- **EXERCISE DESCRIPTION**
Transcribe all the entries word for word, but omit the images.

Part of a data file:

.....

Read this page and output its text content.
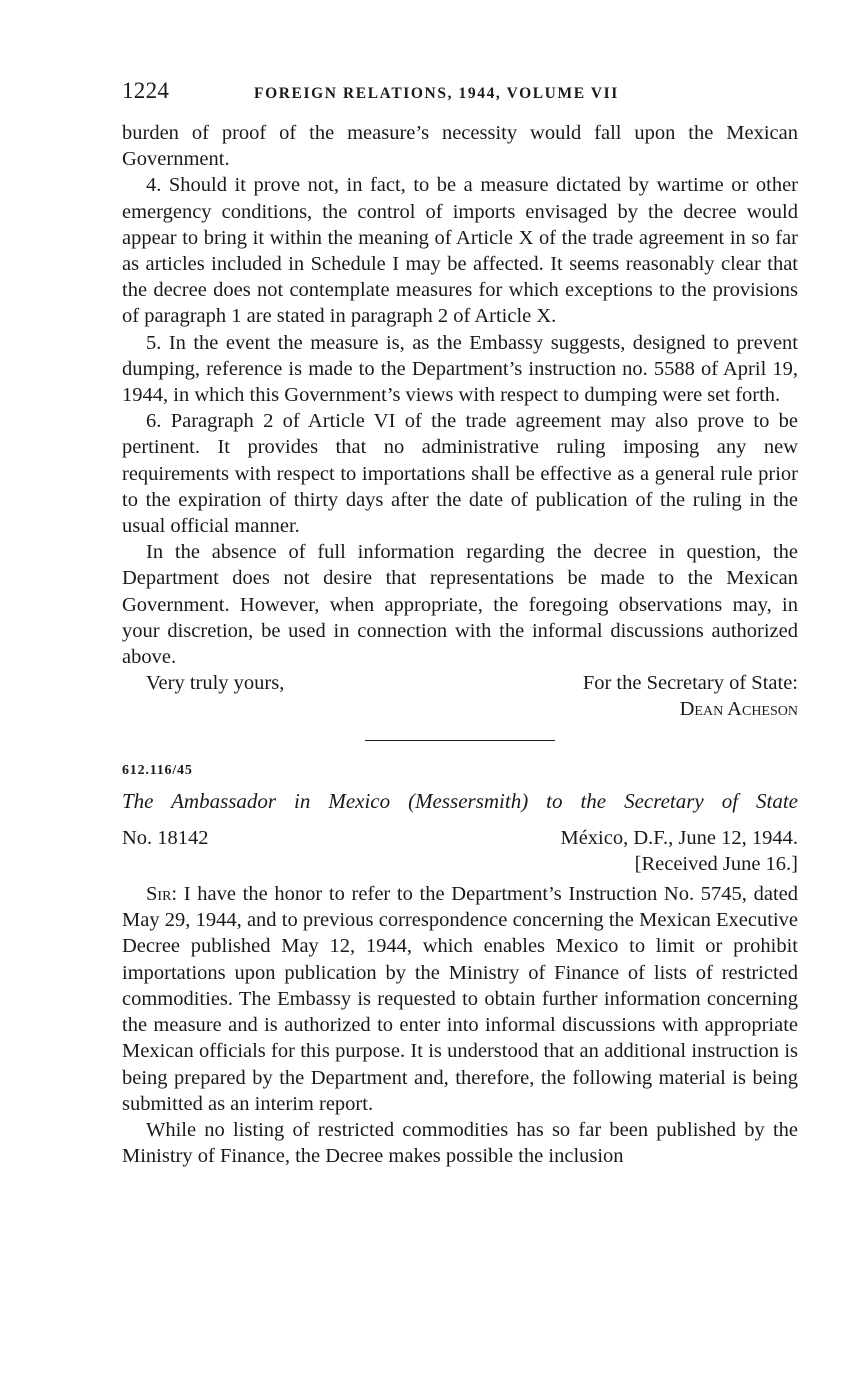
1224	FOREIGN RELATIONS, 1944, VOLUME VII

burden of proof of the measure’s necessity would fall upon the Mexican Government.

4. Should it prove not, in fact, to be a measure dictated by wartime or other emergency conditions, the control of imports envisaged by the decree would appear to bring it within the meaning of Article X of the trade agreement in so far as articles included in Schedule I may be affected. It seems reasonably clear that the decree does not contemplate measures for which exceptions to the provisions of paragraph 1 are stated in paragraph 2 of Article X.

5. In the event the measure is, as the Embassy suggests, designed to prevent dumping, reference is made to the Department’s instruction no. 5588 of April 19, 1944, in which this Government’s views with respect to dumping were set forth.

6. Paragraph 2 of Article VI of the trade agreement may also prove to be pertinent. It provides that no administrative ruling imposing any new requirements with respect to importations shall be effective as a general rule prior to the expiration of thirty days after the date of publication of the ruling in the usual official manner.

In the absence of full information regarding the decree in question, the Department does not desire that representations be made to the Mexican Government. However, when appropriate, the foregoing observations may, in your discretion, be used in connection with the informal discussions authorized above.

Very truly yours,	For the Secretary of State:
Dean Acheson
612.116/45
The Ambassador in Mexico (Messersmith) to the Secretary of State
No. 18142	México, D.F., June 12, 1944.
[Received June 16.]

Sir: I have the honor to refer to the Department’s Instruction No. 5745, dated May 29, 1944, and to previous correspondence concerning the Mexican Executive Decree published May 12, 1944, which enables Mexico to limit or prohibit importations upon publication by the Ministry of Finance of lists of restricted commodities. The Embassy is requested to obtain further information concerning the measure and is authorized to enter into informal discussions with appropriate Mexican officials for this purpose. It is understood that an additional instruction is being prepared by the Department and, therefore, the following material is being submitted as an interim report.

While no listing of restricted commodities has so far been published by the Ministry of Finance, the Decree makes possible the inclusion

.....

- **PROBLEM SOLUTION**
Read this page and output its text content.
1224	FOREIGN RELATIONS, 1944, VOLUME VII

burden of proof of the measure’s necessity would fall upon the Mexican Government.

4. Should it prove not, in fact, to be a measure dictated by wartime or other emergency conditions, the control of imports envisaged by the decree would appear to bring it within the meaning of Article X of the trade agreement in so far as articles included in Schedule I may be affected. It seems reasonably clear that the decree does not contemplate measures for which exceptions to the provisions of paragraph 1 are stated in paragraph 2 of Article X.

5. In the event the measure is, as the Embassy suggests, designed to prevent dumping, reference is made to the Department’s instruction no. 5588 of April 19, 1944, in which this Government’s views with respect to dumping were set forth.

6. Paragraph 2 of Article VI of the trade agreement may also prove to be pertinent. It provides that no administrative ruling imposing any new requirements with respect to importations shall be effective as a general rule prior to the expiration of thirty days after the date of publication of the ruling in the usual official manner.

In the absence of full information regarding the decree in question, the Department does not desire that representations be made to the Mexican Government. However, when appropriate, the foregoing observations may, in your discretion, be used in connection with the informal discussions authorized above.

Very truly yours,	For the Secretary of State:
Dean Acheson
612.116/45
The Ambassador in Mexico (Messersmith) to the Secretary of State
No. 18142	México, D.F., June 12, 1944.
[Received June 16.]

Sir: I have the honor to refer to the Department’s Instruction No. 5745, dated May 29, 1944, and to previous correspondence concerning the Mexican Executive Decree published May 12, 1944, which enables Mexico to limit or prohibit importations upon publication by the Ministry of Finance of lists of restricted commodities. The Embassy is requested to obtain further information concerning the measure and is authorized to enter into informal discussions with appropriate Mexican officials for this purpose. It is understood that an additional instruction is being prepared by the Department and, therefore, the following material is being submitted as an interim report.

While no listing of restricted commodities has so far been published by the Ministry of Finance, the Decree makes possible the inclusion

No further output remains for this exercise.